==== MATERIAL FOR THIS EXERCISE

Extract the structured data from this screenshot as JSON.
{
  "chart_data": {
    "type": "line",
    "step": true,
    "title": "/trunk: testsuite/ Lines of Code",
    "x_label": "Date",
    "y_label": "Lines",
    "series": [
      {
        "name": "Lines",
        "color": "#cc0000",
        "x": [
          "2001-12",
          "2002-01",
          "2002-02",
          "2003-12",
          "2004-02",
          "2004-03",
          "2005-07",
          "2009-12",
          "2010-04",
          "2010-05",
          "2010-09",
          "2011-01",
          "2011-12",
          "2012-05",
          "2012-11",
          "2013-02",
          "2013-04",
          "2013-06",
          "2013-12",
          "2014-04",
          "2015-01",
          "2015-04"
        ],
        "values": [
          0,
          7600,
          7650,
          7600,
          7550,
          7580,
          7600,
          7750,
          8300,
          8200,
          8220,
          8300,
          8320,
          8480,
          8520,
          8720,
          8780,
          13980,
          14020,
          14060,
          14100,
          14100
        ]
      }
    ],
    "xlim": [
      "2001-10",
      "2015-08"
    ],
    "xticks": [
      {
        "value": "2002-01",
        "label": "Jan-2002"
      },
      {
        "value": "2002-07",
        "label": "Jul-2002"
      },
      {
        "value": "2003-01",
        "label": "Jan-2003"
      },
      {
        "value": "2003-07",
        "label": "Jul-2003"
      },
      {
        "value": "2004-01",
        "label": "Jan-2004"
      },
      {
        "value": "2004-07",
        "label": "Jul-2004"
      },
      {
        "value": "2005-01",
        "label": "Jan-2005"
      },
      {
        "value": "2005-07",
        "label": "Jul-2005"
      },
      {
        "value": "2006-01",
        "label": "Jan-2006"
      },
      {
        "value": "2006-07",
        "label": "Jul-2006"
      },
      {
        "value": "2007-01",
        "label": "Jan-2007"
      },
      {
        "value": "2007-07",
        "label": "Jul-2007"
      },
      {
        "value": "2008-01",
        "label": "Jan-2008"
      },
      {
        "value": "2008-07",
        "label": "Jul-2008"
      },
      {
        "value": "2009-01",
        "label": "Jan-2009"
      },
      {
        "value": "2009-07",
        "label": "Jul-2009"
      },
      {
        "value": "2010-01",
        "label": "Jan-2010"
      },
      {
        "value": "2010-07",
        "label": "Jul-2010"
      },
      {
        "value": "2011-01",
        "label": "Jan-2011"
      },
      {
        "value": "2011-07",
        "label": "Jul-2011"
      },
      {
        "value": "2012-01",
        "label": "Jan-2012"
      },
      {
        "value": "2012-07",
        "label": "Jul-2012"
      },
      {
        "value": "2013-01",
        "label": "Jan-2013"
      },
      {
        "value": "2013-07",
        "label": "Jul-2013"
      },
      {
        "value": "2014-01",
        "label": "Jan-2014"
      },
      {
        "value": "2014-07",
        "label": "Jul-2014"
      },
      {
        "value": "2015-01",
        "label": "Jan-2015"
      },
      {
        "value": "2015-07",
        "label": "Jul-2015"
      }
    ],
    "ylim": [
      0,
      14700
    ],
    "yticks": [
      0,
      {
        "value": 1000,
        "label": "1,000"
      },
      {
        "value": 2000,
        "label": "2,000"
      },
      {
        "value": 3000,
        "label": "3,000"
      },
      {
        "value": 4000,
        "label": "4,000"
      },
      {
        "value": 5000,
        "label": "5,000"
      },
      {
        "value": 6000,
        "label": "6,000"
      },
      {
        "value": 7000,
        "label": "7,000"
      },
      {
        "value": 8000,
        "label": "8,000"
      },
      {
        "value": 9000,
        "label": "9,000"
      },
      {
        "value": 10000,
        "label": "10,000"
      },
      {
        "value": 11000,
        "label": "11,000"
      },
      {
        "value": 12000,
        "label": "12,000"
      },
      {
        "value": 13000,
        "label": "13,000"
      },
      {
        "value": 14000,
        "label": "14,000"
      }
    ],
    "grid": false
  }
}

========

(EXERCISE AIM): Copy out every line from the records that has the word "Lines".

(SOLUTION FOR THIS PROBLEM):
    "title": "/trunk: testsuite/ Lines of Code",
    "y_label": "Lines",
        "name": "Lines",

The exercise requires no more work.